The task
Report every line in the listing below where the string "title" shows up.

** START OF Data for this task **

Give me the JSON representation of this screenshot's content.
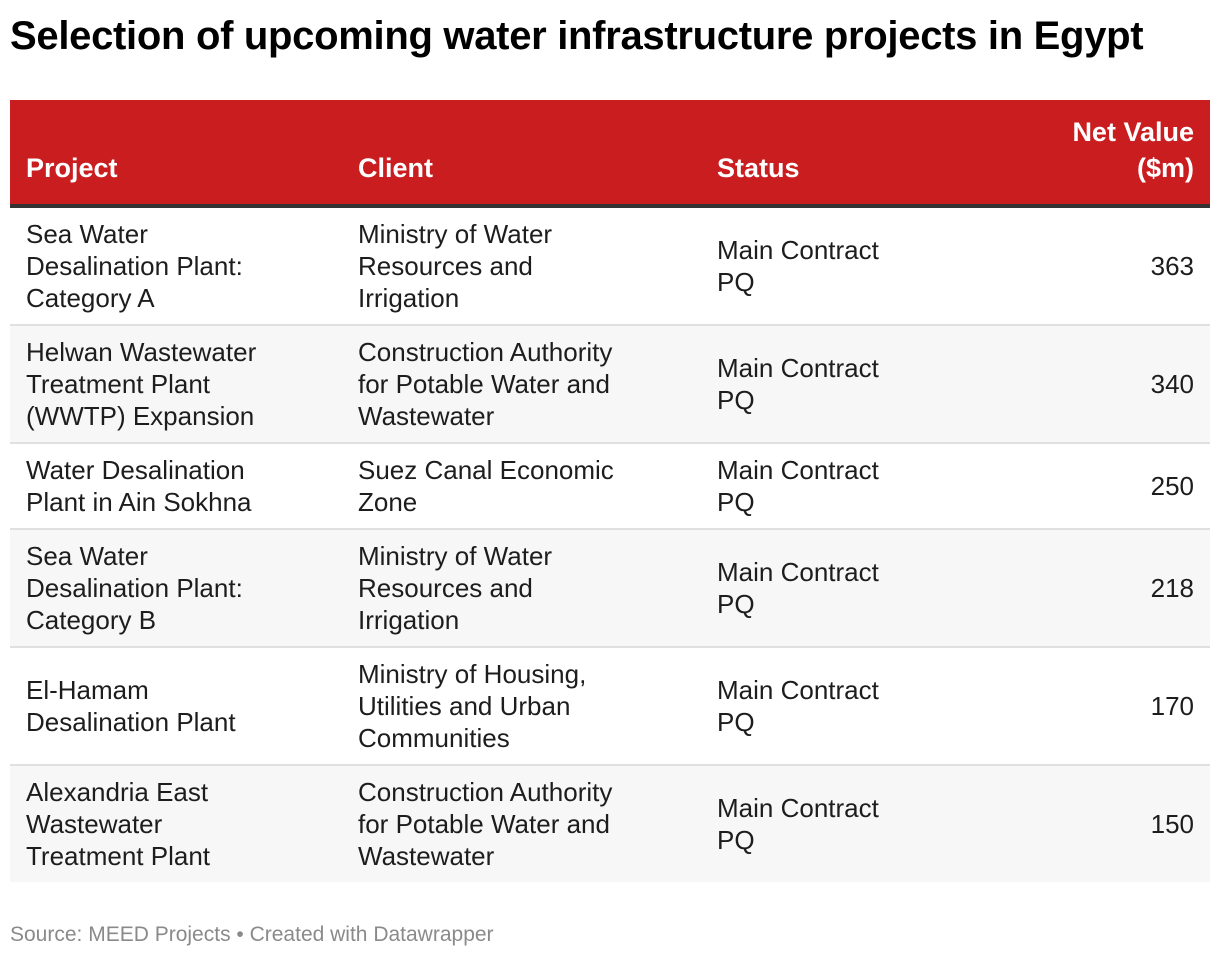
{
  "title": "Selection of upcoming water infrastructure projects in Egypt",
  "footer": {
    "text": "Source: MEED Projects • Created with Datawrapper"
  },
  "colors": {
    "header_bg": "#c91d1f",
    "header_text": "#ffffff",
    "row_alt_bg": "#f7f7f7"
  },
  "chart_data": {
    "type": "table",
    "title": "Selection of upcoming water infrastructure projects in Egypt",
    "columns": [
      "Project",
      "Client",
      "Status",
      "Net Value ($m)"
    ],
    "column_header_lines": [
      [
        "Project"
      ],
      [
        "Client"
      ],
      [
        "Status"
      ],
      [
        "Net Value",
        "($m)"
      ]
    ],
    "rows": [
      {
        "project_lines": [
          "Sea Water",
          "Desalination Plant:",
          "Category A"
        ],
        "client_lines": [
          "Ministry of Water",
          "Resources and",
          "Irrigation"
        ],
        "status_lines": [
          "Main Contract",
          "PQ"
        ],
        "value": "363"
      },
      {
        "project_lines": [
          "Helwan Wastewater",
          "Treatment Plant",
          "(WWTP) Expansion"
        ],
        "client_lines": [
          "Construction Authority",
          "for Potable Water and",
          "Wastewater"
        ],
        "status_lines": [
          "Main Contract",
          "PQ"
        ],
        "value": "340"
      },
      {
        "project_lines": [
          "Water Desalination",
          "Plant in Ain Sokhna"
        ],
        "client_lines": [
          "Suez Canal Economic",
          "Zone"
        ],
        "status_lines": [
          "Main Contract",
          "PQ"
        ],
        "value": "250"
      },
      {
        "project_lines": [
          "Sea Water",
          "Desalination Plant:",
          "Category B"
        ],
        "client_lines": [
          "Ministry of Water",
          "Resources and",
          "Irrigation"
        ],
        "status_lines": [
          "Main Contract",
          "PQ"
        ],
        "value": "218"
      },
      {
        "project_lines": [
          "El-Hamam",
          "Desalination Plant"
        ],
        "client_lines": [
          "Ministry of Housing,",
          "Utilities and Urban",
          "Communities"
        ],
        "status_lines": [
          "Main Contract",
          "PQ"
        ],
        "value": "170"
      },
      {
        "project_lines": [
          "Alexandria East",
          "Wastewater",
          "Treatment Plant"
        ],
        "client_lines": [
          "Construction Authority",
          "for Potable Water and",
          "Wastewater"
        ],
        "status_lines": [
          "Main Contract",
          "PQ"
        ],
        "value": "150"
      }
    ]
  }
}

** END OF Data for this task **

Answer in full
  "title": "Selection of upcoming water infrastructure projects in Egypt",
    "title": "Selection of upcoming water infrastructure projects in Egypt",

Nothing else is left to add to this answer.